**Description of the task:** Filter this data down to the lines that hold "nbrings", and copy them.

**Exercise inputs:**

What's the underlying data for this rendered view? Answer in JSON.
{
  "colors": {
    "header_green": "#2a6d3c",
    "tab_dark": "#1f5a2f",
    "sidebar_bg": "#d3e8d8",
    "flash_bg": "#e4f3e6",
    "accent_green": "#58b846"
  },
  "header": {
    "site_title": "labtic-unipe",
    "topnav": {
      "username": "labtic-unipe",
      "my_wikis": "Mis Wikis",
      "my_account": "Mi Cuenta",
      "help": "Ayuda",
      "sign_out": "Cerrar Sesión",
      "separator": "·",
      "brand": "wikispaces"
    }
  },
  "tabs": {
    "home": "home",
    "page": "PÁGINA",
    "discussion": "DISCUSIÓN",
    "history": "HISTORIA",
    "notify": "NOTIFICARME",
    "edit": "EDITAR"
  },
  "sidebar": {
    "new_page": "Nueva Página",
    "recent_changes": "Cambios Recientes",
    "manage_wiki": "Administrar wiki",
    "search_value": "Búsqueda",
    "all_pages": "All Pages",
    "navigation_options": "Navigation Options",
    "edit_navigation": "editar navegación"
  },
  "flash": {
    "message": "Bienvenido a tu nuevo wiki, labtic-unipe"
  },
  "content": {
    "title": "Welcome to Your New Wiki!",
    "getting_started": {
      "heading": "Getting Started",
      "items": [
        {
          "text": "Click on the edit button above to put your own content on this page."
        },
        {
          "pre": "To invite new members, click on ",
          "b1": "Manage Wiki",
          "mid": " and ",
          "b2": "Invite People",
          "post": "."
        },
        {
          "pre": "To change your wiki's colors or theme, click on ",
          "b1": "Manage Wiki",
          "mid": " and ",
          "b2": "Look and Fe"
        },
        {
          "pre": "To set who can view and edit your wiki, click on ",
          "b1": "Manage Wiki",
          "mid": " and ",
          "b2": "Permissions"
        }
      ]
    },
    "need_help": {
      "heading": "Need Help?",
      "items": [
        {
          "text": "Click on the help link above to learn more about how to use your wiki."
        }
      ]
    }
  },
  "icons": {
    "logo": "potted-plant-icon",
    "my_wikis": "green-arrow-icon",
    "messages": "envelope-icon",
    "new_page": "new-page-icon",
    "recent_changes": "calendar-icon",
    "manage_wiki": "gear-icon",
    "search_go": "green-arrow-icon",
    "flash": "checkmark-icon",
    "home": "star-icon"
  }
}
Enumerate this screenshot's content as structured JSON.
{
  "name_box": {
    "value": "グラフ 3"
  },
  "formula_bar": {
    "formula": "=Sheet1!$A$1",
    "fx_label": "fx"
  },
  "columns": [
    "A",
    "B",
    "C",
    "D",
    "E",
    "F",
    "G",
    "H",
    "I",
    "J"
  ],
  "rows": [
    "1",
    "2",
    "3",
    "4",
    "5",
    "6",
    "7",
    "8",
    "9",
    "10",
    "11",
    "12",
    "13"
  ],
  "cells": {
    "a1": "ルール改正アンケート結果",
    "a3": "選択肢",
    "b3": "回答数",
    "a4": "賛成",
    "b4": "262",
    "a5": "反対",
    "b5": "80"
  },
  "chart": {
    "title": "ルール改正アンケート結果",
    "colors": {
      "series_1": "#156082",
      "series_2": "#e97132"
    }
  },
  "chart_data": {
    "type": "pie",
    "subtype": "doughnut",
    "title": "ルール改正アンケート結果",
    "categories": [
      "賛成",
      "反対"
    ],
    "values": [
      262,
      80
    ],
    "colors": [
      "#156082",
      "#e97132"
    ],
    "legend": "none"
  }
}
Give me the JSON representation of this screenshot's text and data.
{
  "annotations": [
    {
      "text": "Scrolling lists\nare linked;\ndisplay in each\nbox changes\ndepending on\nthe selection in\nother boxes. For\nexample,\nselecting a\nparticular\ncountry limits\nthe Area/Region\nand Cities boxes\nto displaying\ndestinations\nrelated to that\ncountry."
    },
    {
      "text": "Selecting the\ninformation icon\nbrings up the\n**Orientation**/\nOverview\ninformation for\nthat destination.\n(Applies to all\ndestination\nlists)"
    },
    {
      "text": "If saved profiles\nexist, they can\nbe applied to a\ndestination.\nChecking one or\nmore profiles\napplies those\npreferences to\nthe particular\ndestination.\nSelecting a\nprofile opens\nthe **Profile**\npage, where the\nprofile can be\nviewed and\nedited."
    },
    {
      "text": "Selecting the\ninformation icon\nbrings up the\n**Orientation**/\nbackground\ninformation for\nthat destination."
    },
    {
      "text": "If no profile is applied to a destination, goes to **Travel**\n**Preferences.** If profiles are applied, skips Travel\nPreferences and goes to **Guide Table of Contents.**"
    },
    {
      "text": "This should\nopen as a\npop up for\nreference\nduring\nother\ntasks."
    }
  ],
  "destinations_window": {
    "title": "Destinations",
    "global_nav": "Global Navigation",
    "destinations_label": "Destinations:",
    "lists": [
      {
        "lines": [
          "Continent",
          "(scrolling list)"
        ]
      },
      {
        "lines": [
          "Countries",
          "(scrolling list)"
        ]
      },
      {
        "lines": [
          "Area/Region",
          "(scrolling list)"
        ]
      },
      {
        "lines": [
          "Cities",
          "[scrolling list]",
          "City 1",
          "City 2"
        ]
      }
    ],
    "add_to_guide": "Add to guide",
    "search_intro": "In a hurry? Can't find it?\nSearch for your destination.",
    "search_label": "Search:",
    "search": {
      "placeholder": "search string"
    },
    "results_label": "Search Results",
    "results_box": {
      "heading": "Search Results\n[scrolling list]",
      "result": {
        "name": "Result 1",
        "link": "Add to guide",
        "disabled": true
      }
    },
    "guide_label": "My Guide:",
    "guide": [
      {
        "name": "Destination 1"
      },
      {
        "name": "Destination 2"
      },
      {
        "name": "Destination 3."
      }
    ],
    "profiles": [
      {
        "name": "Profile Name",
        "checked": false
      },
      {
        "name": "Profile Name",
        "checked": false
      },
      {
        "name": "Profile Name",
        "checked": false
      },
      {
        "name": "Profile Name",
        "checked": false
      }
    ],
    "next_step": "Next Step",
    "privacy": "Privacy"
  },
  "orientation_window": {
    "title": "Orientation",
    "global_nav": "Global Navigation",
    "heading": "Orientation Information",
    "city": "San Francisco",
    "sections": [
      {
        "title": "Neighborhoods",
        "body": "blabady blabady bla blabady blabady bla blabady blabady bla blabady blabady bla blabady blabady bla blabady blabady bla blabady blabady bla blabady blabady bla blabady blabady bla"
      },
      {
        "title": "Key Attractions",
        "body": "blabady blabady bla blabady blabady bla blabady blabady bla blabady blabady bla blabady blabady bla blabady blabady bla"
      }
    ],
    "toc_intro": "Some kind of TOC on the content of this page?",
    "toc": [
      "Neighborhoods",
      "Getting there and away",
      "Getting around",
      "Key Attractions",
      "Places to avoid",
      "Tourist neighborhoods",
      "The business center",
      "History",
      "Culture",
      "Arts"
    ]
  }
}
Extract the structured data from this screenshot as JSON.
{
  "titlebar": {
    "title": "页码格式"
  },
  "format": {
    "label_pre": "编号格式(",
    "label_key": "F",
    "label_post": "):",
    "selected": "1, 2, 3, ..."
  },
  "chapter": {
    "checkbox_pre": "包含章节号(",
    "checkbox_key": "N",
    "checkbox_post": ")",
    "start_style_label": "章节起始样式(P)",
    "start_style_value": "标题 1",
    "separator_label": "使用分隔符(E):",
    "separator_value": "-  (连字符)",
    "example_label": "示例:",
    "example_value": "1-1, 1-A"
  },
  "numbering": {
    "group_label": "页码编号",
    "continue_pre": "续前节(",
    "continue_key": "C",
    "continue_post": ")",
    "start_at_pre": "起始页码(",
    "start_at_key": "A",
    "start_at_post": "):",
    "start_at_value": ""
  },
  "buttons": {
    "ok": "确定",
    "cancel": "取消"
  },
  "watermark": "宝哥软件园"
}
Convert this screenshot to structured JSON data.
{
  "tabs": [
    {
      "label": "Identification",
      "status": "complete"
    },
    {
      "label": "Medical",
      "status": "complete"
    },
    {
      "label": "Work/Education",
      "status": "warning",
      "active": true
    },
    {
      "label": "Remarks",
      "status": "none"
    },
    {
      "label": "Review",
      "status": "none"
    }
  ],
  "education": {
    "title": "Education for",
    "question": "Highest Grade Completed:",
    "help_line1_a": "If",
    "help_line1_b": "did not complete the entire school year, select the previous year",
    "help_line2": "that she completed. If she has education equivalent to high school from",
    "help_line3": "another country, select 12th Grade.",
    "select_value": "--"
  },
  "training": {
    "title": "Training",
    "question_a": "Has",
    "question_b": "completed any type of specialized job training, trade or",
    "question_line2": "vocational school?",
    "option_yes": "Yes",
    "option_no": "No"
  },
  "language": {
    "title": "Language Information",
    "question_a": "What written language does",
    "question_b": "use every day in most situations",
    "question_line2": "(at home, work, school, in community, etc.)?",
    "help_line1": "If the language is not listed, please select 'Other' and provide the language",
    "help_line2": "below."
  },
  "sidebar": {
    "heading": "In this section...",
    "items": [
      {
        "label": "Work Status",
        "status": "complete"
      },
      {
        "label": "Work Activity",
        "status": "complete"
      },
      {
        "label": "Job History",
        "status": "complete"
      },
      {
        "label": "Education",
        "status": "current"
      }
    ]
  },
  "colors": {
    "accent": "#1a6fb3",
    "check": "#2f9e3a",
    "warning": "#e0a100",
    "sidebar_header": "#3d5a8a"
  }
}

**Answer to this problem:**
      "text": "Selecting the\ninformation icon\nbrings up the\n**Orientation**/\nOverview\ninformation for\nthat destination.\n(Applies to all\ndestination\nlists)"
      "text": "Selecting the\ninformation icon\nbrings up the\n**Orientation**/\nbackground\ninformation for\nthat destination."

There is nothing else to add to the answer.